'''

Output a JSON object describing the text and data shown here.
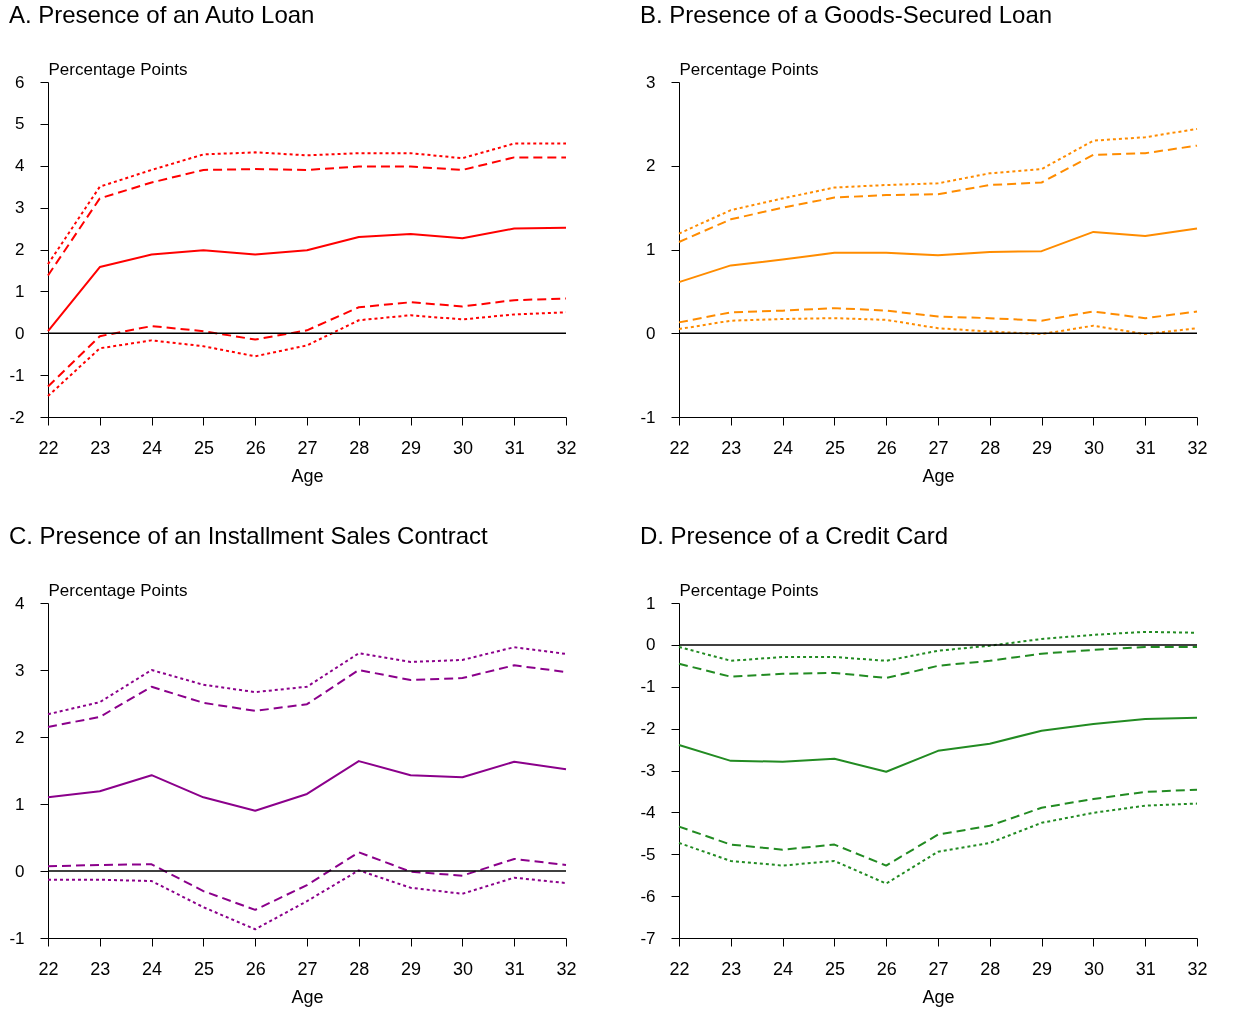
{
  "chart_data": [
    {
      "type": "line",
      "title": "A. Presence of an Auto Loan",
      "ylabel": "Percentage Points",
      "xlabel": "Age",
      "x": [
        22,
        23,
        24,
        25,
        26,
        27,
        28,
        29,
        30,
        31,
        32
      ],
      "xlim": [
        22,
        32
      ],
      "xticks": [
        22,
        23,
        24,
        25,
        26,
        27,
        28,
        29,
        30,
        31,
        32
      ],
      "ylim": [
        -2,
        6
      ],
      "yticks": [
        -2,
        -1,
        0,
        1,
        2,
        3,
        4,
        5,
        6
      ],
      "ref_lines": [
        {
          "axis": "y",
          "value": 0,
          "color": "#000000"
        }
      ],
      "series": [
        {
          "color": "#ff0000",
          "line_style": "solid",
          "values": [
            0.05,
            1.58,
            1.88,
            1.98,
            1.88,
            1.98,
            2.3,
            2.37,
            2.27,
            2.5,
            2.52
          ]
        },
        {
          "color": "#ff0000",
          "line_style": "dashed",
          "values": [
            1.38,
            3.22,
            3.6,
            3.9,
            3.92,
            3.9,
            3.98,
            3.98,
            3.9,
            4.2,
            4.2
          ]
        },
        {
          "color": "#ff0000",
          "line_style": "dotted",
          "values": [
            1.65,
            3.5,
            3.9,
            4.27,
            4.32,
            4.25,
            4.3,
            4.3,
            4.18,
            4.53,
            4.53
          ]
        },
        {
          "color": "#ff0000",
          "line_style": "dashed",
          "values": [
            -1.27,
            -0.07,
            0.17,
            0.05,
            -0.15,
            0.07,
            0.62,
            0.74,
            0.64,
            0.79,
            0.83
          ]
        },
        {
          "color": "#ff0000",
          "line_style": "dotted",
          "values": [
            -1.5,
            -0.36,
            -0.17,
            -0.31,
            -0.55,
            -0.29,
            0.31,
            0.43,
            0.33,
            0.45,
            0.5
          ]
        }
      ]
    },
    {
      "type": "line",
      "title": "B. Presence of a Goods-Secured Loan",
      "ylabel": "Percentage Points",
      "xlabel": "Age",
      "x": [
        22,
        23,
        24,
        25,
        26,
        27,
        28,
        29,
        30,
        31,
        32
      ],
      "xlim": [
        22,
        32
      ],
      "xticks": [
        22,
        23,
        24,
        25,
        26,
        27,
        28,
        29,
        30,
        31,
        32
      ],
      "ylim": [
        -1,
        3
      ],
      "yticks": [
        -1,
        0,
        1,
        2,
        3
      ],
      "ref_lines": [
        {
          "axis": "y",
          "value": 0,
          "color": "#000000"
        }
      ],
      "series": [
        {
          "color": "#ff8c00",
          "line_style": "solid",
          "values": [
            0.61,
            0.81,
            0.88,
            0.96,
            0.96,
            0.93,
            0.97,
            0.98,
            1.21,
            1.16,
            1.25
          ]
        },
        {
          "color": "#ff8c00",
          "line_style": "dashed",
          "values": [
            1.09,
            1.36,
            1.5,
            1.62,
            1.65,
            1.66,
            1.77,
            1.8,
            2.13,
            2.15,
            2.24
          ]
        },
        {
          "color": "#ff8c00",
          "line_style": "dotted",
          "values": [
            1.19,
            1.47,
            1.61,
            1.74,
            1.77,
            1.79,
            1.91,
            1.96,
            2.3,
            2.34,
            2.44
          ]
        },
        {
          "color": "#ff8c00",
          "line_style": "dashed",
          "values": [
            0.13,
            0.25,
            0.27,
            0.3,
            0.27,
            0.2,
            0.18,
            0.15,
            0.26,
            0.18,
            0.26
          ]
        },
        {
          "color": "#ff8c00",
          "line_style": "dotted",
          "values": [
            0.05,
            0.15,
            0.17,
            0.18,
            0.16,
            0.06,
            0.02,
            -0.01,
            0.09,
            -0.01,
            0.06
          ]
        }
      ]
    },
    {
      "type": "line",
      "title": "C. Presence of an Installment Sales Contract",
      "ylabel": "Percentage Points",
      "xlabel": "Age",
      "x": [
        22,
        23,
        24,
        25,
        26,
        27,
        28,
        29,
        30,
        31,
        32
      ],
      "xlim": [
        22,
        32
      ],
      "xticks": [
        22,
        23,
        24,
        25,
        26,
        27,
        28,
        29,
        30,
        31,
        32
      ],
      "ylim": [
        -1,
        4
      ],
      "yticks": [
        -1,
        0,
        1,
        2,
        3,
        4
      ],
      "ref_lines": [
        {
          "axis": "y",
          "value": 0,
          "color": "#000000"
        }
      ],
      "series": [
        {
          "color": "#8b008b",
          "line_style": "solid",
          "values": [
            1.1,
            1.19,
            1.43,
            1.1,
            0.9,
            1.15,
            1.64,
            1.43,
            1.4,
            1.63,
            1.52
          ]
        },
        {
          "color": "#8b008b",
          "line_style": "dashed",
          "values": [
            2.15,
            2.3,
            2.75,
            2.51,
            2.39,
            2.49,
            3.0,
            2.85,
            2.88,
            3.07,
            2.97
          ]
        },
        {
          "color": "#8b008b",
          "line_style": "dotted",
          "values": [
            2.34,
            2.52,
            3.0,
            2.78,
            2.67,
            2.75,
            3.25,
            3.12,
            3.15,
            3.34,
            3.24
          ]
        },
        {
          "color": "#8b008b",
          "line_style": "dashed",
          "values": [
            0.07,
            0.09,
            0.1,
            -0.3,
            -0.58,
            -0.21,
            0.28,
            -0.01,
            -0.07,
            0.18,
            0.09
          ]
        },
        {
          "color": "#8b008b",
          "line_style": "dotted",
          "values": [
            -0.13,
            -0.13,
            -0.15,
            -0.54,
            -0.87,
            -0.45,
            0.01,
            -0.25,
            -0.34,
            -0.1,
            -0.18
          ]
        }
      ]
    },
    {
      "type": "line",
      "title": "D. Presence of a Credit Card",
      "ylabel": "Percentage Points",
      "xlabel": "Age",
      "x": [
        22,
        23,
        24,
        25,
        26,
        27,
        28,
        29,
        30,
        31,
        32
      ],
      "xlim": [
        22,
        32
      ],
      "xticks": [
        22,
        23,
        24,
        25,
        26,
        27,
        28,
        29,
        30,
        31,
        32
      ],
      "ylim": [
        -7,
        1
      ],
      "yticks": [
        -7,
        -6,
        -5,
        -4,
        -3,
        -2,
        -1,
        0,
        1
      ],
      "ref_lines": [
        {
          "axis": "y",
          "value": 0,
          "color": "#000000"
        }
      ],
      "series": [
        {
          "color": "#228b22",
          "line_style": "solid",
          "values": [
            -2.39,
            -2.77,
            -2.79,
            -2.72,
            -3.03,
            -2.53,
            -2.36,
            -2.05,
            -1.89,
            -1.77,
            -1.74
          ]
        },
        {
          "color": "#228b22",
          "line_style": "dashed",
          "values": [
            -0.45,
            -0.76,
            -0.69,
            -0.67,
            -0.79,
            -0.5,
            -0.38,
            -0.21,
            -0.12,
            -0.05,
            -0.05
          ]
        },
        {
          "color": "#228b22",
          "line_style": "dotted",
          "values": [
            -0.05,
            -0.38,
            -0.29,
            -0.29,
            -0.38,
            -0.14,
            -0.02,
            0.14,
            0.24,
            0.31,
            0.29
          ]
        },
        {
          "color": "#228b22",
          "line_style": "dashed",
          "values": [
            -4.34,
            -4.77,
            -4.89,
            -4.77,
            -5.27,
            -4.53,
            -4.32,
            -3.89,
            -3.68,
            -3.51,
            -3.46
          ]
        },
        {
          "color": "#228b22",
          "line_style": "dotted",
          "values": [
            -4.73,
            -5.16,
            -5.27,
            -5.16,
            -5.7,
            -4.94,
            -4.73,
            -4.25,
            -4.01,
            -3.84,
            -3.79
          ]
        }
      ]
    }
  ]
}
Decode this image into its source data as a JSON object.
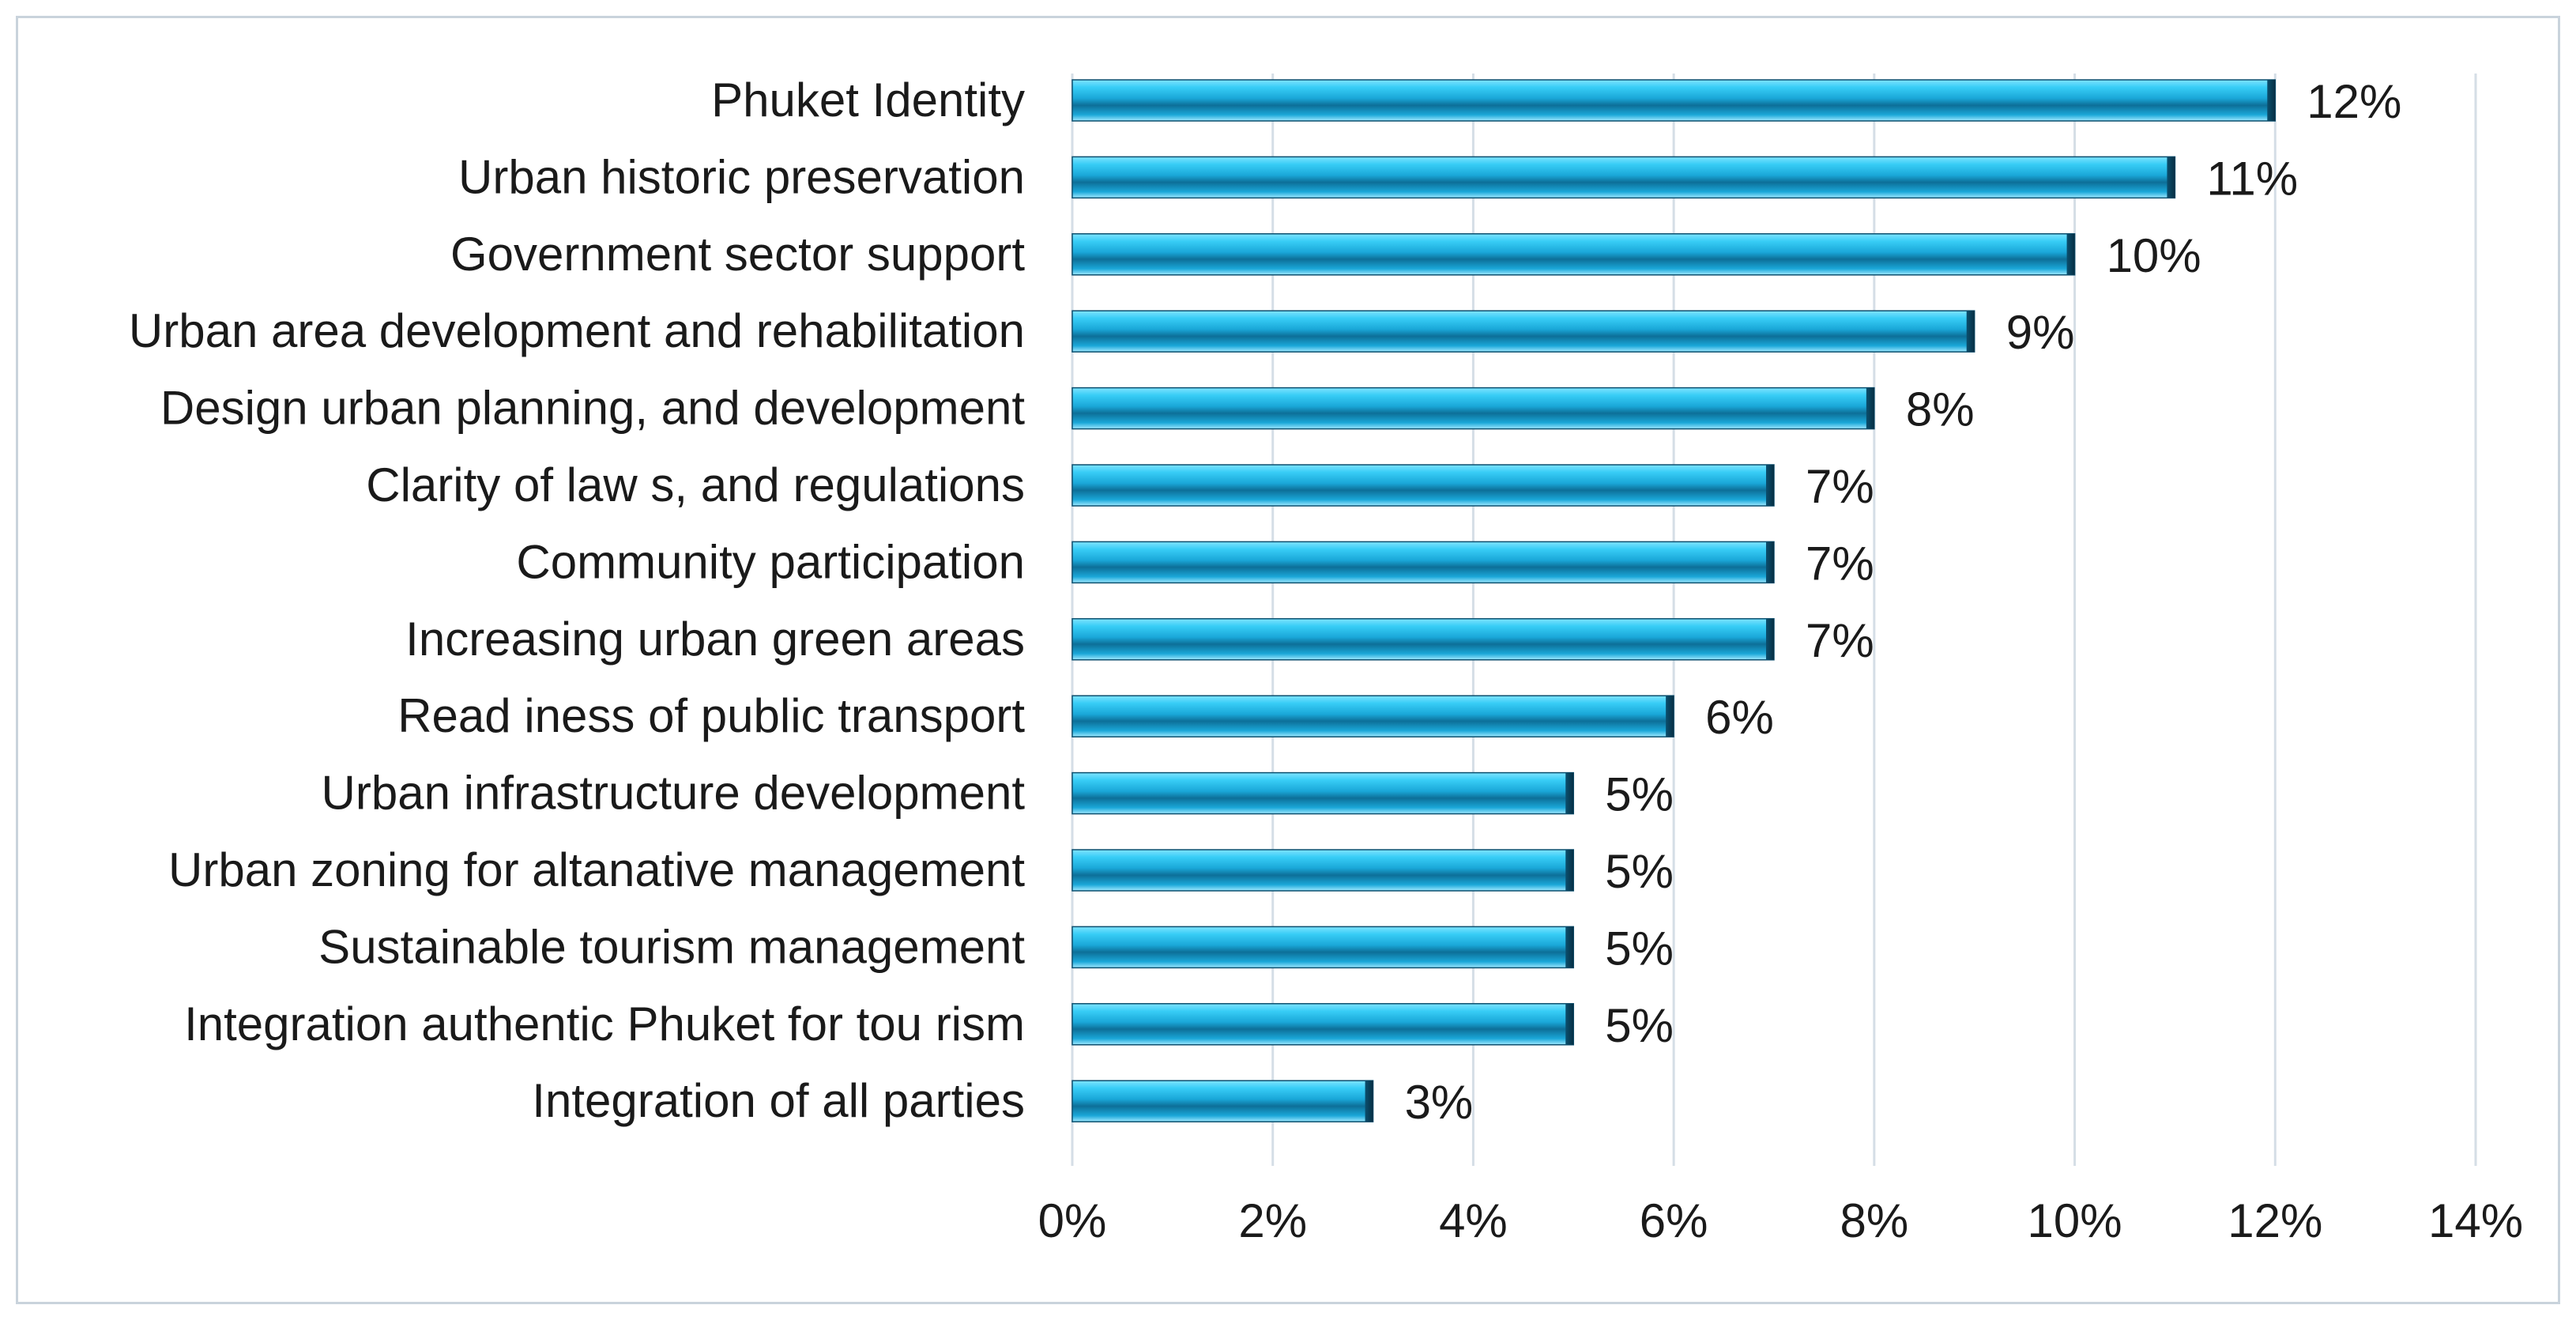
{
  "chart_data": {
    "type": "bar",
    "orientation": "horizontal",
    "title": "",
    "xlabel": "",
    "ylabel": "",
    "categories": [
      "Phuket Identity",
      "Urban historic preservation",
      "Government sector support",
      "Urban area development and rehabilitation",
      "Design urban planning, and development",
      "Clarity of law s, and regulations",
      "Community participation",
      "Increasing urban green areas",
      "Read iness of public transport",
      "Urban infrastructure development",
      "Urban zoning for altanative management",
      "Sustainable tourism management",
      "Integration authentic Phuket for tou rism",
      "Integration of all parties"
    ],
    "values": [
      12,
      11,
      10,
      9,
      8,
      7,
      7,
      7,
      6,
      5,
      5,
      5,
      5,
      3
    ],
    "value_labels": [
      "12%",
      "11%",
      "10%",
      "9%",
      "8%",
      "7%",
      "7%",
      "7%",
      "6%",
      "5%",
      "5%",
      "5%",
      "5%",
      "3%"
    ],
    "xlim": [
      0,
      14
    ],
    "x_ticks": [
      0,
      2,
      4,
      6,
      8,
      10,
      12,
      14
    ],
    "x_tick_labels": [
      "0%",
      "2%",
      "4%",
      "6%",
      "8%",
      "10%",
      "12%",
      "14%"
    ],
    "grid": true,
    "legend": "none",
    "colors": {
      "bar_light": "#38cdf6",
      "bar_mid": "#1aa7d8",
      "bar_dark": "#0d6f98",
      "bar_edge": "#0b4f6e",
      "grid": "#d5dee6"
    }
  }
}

'''

▶ _Your objective_
Go through the entries above and count the lines containing the word "development"; give only that count.

▶ _Written response_
3